=== Section Start ===
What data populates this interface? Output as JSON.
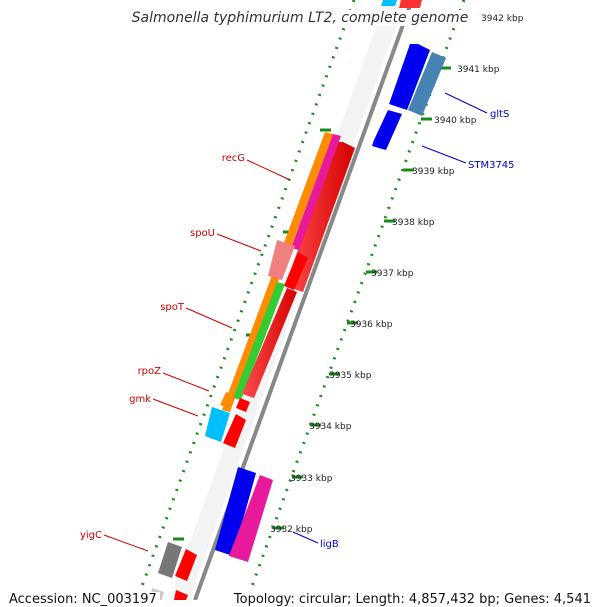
{
  "title": "Salmonella typhimurium LT2, complete genome",
  "footer": {
    "accession": "Accession: NC_003197",
    "topology": "Topology: circular; Length: 4,857,432 bp; Genes: 4,541"
  },
  "ticks": [
    {
      "label": "3942 kbp"
    },
    {
      "label": "3941 kbp"
    },
    {
      "label": "3940 kbp"
    },
    {
      "label": "3939 kbp"
    },
    {
      "label": "3938 kbp"
    },
    {
      "label": "3937 kbp"
    },
    {
      "label": "3936 kbp"
    },
    {
      "label": "3935 kbp"
    },
    {
      "label": "3934 kbp"
    },
    {
      "label": "3933 kbp"
    },
    {
      "label": "3932 kbp"
    }
  ],
  "gene_labels": {
    "left": [
      "recG",
      "spoU",
      "spoT",
      "rpoZ",
      "gmk",
      "yigC"
    ],
    "right": [
      "gltS",
      "STM3745",
      "ligB"
    ]
  },
  "colors": {
    "left_label": "#cc0000",
    "right_label": "#0000cc",
    "backbone": "#888888",
    "tick_dots": "#1a8a1a",
    "red": "#ff0000",
    "orange": "#ff8c00",
    "magenta": "#e8199a",
    "pink": "#f08080",
    "green": "#33cc33",
    "cyan": "#00bfff",
    "blue": "#0000ee",
    "steel": "#4682b4",
    "gray": "#777777"
  }
}
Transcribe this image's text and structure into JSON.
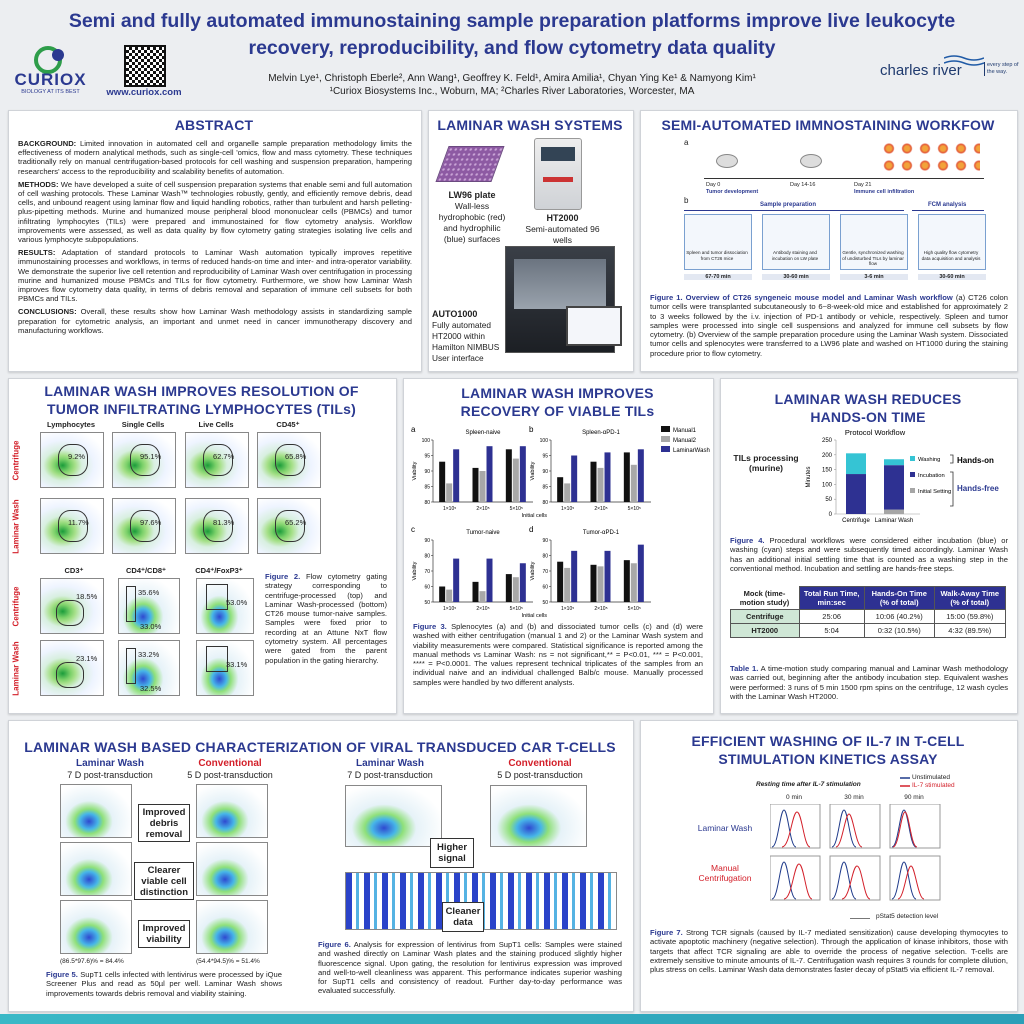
{
  "header": {
    "title": "Semi and fully automated immunostaining sample preparation platforms improve live leukocyte recovery, reproducibility, and flow cytometry data quality",
    "authors": "Melvin Lye¹, Christoph Eberle², Ann Wang¹, Geoffrey K. Feld¹, Amira Amilia¹, Chyan Ying Ke¹ & Namyong Kim¹",
    "affiliations": "¹Curiox Biosystems Inc., Woburn, MA; ²Charles River Laboratories, Worcester, MA",
    "logo_left": "CURIOX",
    "logo_left_tagline": "BIOLOGY AT ITS BEST",
    "website": "www.curiox.com",
    "logo_right": "charles river",
    "logo_right_tagline": "every step of the way."
  },
  "abstract": {
    "heading": "ABSTRACT",
    "paragraphs": [
      {
        "label": "BACKGROUND:",
        "text": "Limited innovation in automated cell and organelle sample preparation methodology limits the effectiveness of modern analytical methods, such as single-cell 'omics, flow and mass cytometry. These techniques traditionally rely on manual centrifugation-based protocols for cell washing and suspension preparation, hampering researchers' access to the reproducibility and scalability benefits of automation."
      },
      {
        "label": "METHODS:",
        "text": "We have developed a suite of cell suspension preparation systems that enable semi and full automation of cell washing protocols. These Laminar Wash™ technologies robustly, gently, and efficiently remove debris, dead cells, and unbound reagent using laminar flow and liquid handling robotics, rather than turbulent and harsh pelleting-plus-pipetting methods. Murine and humanized mouse peripheral blood mononuclear cells (PBMCs) and tumor infiltrating lymphocytes (TILs) were prepared and immunostained for flow cytometry analysis. Workflow improvements were assessed, as well as data quality by flow cytometry gating strategies isolating live cells and various lymphocyte subpopulations."
      },
      {
        "label": "RESULTS:",
        "text": "Adaptation of standard protocols to Laminar Wash automation typically improves repetitive immunostaining processes and workflows, in terms of reduced hands-on time and inter- and intra-operator variability. We demonstrate the superior live cell retention and reproducibility of Laminar Wash over centrifugation in processing murine and humanized mouse PBMCs and TILs for flow cytometry. Furthermore, we show how Laminar Wash improves flow cytometry data quality, in terms of debris removal and separation of immune cell subsets for both PBMCs and TILs."
      },
      {
        "label": "CONCLUSIONS:",
        "text": "Overall, these results show how Laminar Wash methodology assists in standardizing sample preparation for cytometric analysis, an important and unmet need in cancer immunotherapy discovery and manufacturing workflows."
      }
    ]
  },
  "systems": {
    "heading": "LAMINAR WASH SYSTEMS",
    "lw96": {
      "name": "LW96 plate",
      "desc": "Wall-less hydrophobic (red) and hydrophilic (blue) surfaces"
    },
    "ht2000": {
      "name": "HT2000",
      "desc": "Semi-automated 96 wells"
    },
    "auto1000": {
      "name": "AUTO1000",
      "desc": "Fully automated HT2000 within Hamilton NIMBUS User interface"
    }
  },
  "workflow": {
    "heading": "SEMI-AUTOMATED IMMNOSTAINING WORKFOW",
    "panel_a": "a",
    "panel_b": "b",
    "days": [
      "Day 0",
      "Day 14-16",
      "Day 21"
    ],
    "phases": [
      "Tumor development",
      "Immune cell infiltration"
    ],
    "stages": [
      "Sample preparation",
      "FCM analysis"
    ],
    "steps": [
      "Spleen and tumor dissociation from CT26 mice",
      "Antibody staining and incubation on LW plate",
      "Gentle, synchronized washing of undisturbed TILs by laminar flow",
      "High quality flow cytometry data acquisition and analysis"
    ],
    "times": [
      "67-70 min",
      "30-60 min",
      "3-6 min",
      "30-60 min"
    ],
    "caption": {
      "label": "Figure 1. Overview of CT26 syngeneic mouse model and Laminar Wash workflow",
      "text": "(a) CT26 colon tumor cells were transplanted subcutaneously to 6~8-week-old mice and established for approximately 2 to 3 weeks followed by the i.v. injection of PD-1 antibody or vehicle, respectively. Spleen and tumor samples were processed into single cell suspensions and analyzed for immune cell subsets by flow cytometry. (b) Overview of the sample preparation procedure using the Laminar Wash system. Dissociated tumor cells and splenocytes were transferred to a LW96 plate and washed on HT1000 during the staining procedure prior to flow cytometry."
    }
  },
  "tils": {
    "heading": "LAMINAR WASH IMPROVES RESOLUTION OF TUMOR INFILTRATING LYMPHOCYTES (TILs)",
    "columns_top": [
      "Lymphocytes",
      "Single Cells",
      "Live Cells",
      "CD45⁺"
    ],
    "columns_bottom": [
      "CD3⁺",
      "CD4⁺/CD8⁺",
      "CD4⁺/FoxP3⁺"
    ],
    "row_labels": [
      "Centrifuge",
      "Laminar Wash"
    ],
    "top_pcts": [
      [
        "9.2%",
        "95.1%",
        "62.7%",
        "65.8%"
      ],
      [
        "11.7%",
        "97.6%",
        "81.3%",
        "65.2%"
      ]
    ],
    "bottom_pcts": [
      [
        "18.5%",
        "35.6%",
        "33.0%",
        "53.0%"
      ],
      [
        "23.1%",
        "33.2%",
        "32.5%",
        "33.1%"
      ]
    ],
    "caption": {
      "label": "Figure 2.",
      "text": "Flow cytometry gating strategy corresponding to centrifuge-processed (top) and Laminar Wash-processed (bottom) CT26 mouse tumor-naive samples. Samples were fixed prior to recording at an Attune NxT flow cytometry system. All percentages were gated from the parent population in the gating hierarchy."
    }
  },
  "recovery": {
    "heading": "LAMINAR WASH IMPROVES RECOVERY OF VIABLE TILs",
    "ylabel": "Viability",
    "xlabel": "Initial cells",
    "categories": [
      "1×10⁵",
      "2×10⁵",
      "5×10⁵"
    ],
    "series": [
      {
        "name": "Manual1",
        "color": "#111111"
      },
      {
        "name": "Manual2",
        "color": "#a8a8a8"
      },
      {
        "name": "LaminarWash",
        "color": "#2e3192"
      }
    ],
    "panels": [
      {
        "letter": "a",
        "title": "Spleen-naive",
        "ylim": [
          80,
          100
        ],
        "yticks": [
          80,
          85,
          90,
          95,
          100
        ],
        "values": [
          [
            93,
            91,
            97
          ],
          [
            86,
            90,
            94
          ],
          [
            97,
            98,
            98
          ]
        ]
      },
      {
        "letter": "b",
        "title": "Spleen-αPD-1",
        "ylim": [
          80,
          100
        ],
        "yticks": [
          80,
          85,
          90,
          95,
          100
        ],
        "values": [
          [
            88,
            93,
            96
          ],
          [
            86,
            91,
            92
          ],
          [
            95,
            96,
            97
          ]
        ]
      },
      {
        "letter": "c",
        "title": "Tumor-naive",
        "ylim": [
          50,
          90
        ],
        "yticks": [
          50,
          60,
          70,
          80,
          90
        ],
        "values": [
          [
            60,
            63,
            68
          ],
          [
            58,
            57,
            66
          ],
          [
            78,
            78,
            75
          ]
        ]
      },
      {
        "letter": "d",
        "title": "Tumor-αPD-1",
        "ylim": [
          50,
          90
        ],
        "yticks": [
          50,
          60,
          70,
          80,
          90
        ],
        "values": [
          [
            76,
            74,
            77
          ],
          [
            72,
            73,
            75
          ],
          [
            83,
            83,
            87
          ]
        ]
      }
    ],
    "caption": {
      "label": "Figure 3.",
      "text": "Splenocytes (a) and (b) and dissociated tumor cells (c) and (d) were washed with either centrifugation (manual 1 and 2) or the Laminar Wash system and viability measurements were compared. Statistical significance is reported among the manual methods vs Laminar Wash: ns = not significant,** = P<0.01, *** = P<0.001, **** = P<0.0001. The values represent technical triplicates of the samples from an individual naive and an individual challenged Balb/c mouse. Manually processed samples were handled by two different analysts."
    }
  },
  "hands_on": {
    "heading": "LAMINAR WASH REDUCES HANDS-ON TIME",
    "row_label": "TILs processing (murine)",
    "chart": {
      "title": "Protocol Workflow",
      "ylabel": "Minutes",
      "categories": [
        "Centrifuge",
        "Laminar Wash"
      ],
      "ylim": [
        0,
        250
      ],
      "yticks": [
        0,
        50,
        100,
        150,
        200,
        250
      ],
      "series": [
        {
          "name": "Initial Setting",
          "color": "#a6a6a6",
          "values": [
            0,
            15
          ]
        },
        {
          "name": "Incubation",
          "color": "#2e3192",
          "values": [
            135,
            150
          ]
        },
        {
          "name": "Washing",
          "color": "#35c4d4",
          "values": [
            70,
            20
          ]
        }
      ]
    },
    "brackets": [
      "Hands-on",
      "Hands-free"
    ],
    "caption": {
      "label": "Figure 4.",
      "text": "Procedural workflows were considered either incubation (blue) or washing (cyan) steps and were subsequently timed accordingly. Laminar Wash has an additional initial settling time that is counted as a washing step in the conventional method. Incubation and settling are hands-free steps."
    },
    "table": {
      "header": [
        "Mock (time-motion study)",
        "Total Run Time, min:sec",
        "Hands-On Time (% of total)",
        "Walk-Away Time (% of total)"
      ],
      "rows": [
        [
          "Centrifuge",
          "25:06",
          "10:06 (40.2%)",
          "15:00 (59.8%)"
        ],
        [
          "HT2000",
          "5:04",
          "0:32 (10.5%)",
          "4:32 (89.5%)"
        ]
      ]
    },
    "table_caption": {
      "label": "Table 1.",
      "text": "A time-motion study comparing manual and Laminar Wash methodology was carried out, beginning after the antibody incubation step. Equivalent washes were performed: 3 runs of 5 min 1500 rpm spins on the centrifuge, 12 wash cycles with the Laminar Wash HT2000."
    }
  },
  "cart": {
    "heading": "LAMINAR WASH BASED CHARACTERIZATION OF VIRAL TRANSDUCED CAR T-CELLS",
    "lw_title": "Laminar Wash",
    "lw_sub": "7 D post-transduction",
    "conv_title": "Conventional",
    "conv_sub": "5 D post-transduction",
    "fig5_callouts": [
      "Improved debris removal",
      "Clearer viable cell distinction",
      "Improved viability"
    ],
    "fig5_results": [
      "(86.5*97.6)% = 84.4%",
      "(54.4*94.5)% = 51.4%"
    ],
    "fig6_callouts": [
      "Higher signal",
      "Cleaner data"
    ],
    "caption5": {
      "label": "Figure 5.",
      "text": "SupT1 cells infected with lentivirus were processed by iQue Screener Plus and read as 50µl per well. Laminar Wash shows improvements towards debris removal and viability staining."
    },
    "caption6": {
      "label": "Figure 6.",
      "text": "Analysis for expression of lentivirus from SupT1 cells: Samples were stained and washed directly on Laminar Wash plates and the staining produced slightly higher fluorescence signal. Upon gating, the resolution for lentivirus expression was improved and well-to-well cleanliness was apparent. This performance indicates superior washing for SupT1 cells and consistency of readout. Further day-to-day performance was evaluated successfully."
    }
  },
  "il7": {
    "heading": "EFFICIENT WASHING OF IL-7 IN T-CELL STIMULATION KINETICS ASSAY",
    "subtitle": "Resting time after IL-7 stimulation",
    "legend": [
      "Unstimulated",
      "IL-7 stimulated"
    ],
    "times": [
      "0 min",
      "30 min",
      "90 min"
    ],
    "rows": [
      "Laminar Wash",
      "Manual Centrifugation"
    ],
    "xlabel": "pStat5 detection level",
    "caption": {
      "label": "Figure 7.",
      "text": "Strong TCR signals (caused by IL-7 mediated sensitization) cause developing thymocytes to activate apoptotic machinery (negative selection). Through the application of kinase inhibitors, those with targets that affect TCR signaling are able to override the process of negative selection. T-cells are extremely sensitive to minute amounts of IL-7. Centrifugation wash requires 3 rounds for complete dilution, plus stress on cells. Laminar Wash data demonstrates faster decay of pStat5 via efficient IL-7 removal."
    }
  }
}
=== Section End ===
* TO DO *
Copy every line from the material in which the word "blue" can be found.

* RESULT FOR THIS EXERCISE *
    "blue": "#0000ee",
      "desc": "Wall-less hydrophobic (red) and hydrophilic (blue) surfaces"
      "text": "Procedural workflows were considered either incubation (blue) or washing (cyan) steps and were subsequently timed accordingly. Laminar Wash has an additional initial settling time that is counted as a washing step in the conventional method. Incubation and settling are hands-free steps."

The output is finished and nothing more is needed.